Scan the listing below and copy every line holding "подпункта".

>> Begin

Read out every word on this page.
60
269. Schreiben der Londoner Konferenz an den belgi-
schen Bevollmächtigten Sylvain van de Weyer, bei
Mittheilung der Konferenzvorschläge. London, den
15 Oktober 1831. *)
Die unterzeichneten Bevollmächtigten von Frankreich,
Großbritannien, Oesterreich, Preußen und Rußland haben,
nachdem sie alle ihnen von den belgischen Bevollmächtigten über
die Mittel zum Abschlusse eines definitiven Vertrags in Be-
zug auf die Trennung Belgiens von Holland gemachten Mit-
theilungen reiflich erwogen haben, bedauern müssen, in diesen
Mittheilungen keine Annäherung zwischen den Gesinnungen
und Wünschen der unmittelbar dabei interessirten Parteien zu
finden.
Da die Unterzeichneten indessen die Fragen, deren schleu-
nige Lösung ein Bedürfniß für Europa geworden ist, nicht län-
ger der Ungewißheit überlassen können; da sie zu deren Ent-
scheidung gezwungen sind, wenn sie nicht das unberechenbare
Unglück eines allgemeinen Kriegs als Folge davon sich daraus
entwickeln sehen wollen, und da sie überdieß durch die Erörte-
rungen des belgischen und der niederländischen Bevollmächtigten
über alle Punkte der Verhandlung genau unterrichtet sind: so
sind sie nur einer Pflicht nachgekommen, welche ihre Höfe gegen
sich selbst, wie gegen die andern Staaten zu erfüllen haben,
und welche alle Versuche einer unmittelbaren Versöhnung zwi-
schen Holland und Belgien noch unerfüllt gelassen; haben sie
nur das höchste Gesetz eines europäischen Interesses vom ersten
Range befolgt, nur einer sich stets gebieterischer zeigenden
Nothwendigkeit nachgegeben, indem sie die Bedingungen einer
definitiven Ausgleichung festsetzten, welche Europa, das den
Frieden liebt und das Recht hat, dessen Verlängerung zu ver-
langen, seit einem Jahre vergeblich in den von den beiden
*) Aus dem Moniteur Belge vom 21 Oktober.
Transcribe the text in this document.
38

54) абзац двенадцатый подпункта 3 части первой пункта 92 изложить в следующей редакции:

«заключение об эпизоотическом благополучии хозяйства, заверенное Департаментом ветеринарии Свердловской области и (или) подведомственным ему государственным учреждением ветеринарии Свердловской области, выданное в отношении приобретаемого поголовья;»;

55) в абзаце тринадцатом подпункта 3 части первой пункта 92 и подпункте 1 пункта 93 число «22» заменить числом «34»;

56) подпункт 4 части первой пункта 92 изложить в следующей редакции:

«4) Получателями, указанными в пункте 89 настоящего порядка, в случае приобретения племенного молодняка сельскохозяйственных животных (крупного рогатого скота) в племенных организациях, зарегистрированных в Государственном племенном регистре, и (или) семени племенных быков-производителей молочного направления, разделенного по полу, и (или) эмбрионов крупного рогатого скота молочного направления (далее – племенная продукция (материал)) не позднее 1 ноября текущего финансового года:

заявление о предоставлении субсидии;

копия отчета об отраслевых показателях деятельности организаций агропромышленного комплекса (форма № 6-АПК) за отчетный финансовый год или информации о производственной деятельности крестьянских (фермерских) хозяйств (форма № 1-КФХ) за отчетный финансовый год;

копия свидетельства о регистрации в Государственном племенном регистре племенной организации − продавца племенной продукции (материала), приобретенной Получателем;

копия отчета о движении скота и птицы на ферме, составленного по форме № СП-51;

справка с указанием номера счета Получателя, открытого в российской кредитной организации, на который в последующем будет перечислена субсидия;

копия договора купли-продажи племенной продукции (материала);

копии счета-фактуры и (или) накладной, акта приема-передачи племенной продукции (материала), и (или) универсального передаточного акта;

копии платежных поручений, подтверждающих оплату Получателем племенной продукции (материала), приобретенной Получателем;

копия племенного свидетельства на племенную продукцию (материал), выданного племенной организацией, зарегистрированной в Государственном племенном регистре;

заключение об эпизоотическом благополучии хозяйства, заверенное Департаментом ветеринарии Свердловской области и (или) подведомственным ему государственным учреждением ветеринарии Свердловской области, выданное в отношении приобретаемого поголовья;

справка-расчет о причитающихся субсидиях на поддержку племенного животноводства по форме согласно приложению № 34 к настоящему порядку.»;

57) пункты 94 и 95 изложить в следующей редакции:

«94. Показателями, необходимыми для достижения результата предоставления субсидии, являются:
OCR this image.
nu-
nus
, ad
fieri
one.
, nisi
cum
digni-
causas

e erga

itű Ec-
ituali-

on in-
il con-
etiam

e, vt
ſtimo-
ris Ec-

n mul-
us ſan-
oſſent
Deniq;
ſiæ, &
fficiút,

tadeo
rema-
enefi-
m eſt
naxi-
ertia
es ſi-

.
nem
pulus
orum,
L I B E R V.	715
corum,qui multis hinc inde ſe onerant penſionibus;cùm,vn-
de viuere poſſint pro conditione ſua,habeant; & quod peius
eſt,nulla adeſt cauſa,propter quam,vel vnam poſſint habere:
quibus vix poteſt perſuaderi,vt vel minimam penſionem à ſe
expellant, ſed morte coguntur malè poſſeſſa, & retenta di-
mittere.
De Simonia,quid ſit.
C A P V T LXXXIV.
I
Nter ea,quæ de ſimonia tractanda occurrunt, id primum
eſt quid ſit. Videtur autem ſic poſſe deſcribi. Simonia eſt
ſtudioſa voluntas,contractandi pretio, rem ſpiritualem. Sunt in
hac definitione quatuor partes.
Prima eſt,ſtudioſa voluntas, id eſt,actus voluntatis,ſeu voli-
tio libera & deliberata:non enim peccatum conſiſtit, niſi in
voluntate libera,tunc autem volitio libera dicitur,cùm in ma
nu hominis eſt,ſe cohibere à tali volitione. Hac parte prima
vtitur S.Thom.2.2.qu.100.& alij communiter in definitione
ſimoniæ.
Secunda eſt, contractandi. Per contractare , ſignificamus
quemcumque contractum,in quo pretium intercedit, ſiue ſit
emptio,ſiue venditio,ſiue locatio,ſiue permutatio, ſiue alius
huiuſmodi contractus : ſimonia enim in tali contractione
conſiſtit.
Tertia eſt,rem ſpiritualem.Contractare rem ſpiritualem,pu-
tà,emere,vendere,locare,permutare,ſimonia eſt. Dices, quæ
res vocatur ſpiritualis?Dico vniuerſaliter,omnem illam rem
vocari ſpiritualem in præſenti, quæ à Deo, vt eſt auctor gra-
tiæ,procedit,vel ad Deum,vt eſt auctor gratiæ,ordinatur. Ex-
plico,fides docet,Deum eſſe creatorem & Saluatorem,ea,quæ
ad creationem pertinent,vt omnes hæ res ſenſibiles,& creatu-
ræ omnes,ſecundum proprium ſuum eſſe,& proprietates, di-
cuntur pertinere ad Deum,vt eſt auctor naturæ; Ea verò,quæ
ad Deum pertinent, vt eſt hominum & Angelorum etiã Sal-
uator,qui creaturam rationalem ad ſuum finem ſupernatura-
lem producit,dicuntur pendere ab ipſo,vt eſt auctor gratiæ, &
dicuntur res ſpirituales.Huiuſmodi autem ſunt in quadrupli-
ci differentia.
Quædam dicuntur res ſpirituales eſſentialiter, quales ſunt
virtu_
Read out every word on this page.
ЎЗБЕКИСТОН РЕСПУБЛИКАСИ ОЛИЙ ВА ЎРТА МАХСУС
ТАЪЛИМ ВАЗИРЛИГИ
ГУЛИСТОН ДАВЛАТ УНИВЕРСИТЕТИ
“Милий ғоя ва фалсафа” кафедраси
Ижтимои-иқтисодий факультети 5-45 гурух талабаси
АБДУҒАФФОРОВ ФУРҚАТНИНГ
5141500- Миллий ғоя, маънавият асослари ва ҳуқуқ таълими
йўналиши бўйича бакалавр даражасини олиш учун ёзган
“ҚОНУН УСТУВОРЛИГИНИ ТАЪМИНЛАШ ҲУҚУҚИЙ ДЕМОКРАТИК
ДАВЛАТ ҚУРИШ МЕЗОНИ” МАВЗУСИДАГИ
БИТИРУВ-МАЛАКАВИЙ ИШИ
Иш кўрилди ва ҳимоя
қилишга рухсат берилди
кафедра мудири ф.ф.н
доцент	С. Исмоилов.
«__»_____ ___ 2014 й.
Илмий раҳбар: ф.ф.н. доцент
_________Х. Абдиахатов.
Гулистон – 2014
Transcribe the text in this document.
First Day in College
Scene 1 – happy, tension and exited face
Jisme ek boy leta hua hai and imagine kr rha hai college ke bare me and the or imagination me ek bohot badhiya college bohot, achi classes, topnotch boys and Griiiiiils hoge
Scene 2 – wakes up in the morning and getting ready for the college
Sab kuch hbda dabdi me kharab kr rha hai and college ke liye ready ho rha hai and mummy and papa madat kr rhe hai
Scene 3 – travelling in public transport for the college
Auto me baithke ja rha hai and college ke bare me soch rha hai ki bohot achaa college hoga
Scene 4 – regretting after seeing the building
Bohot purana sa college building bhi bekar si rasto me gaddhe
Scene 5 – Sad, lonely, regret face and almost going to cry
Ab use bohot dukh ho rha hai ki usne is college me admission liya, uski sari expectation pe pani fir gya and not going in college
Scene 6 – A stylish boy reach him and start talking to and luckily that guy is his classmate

>> End

- _Answer to this problem_
54) абзац двенадцатый подпункта 3 части первой пункта 92 изложить в следующей редакции:
55) в абзаце тринадцатом подпункта 3 части первой пункта 92 и подпункте 1 пункта 93 число «22» заменить числом «34»;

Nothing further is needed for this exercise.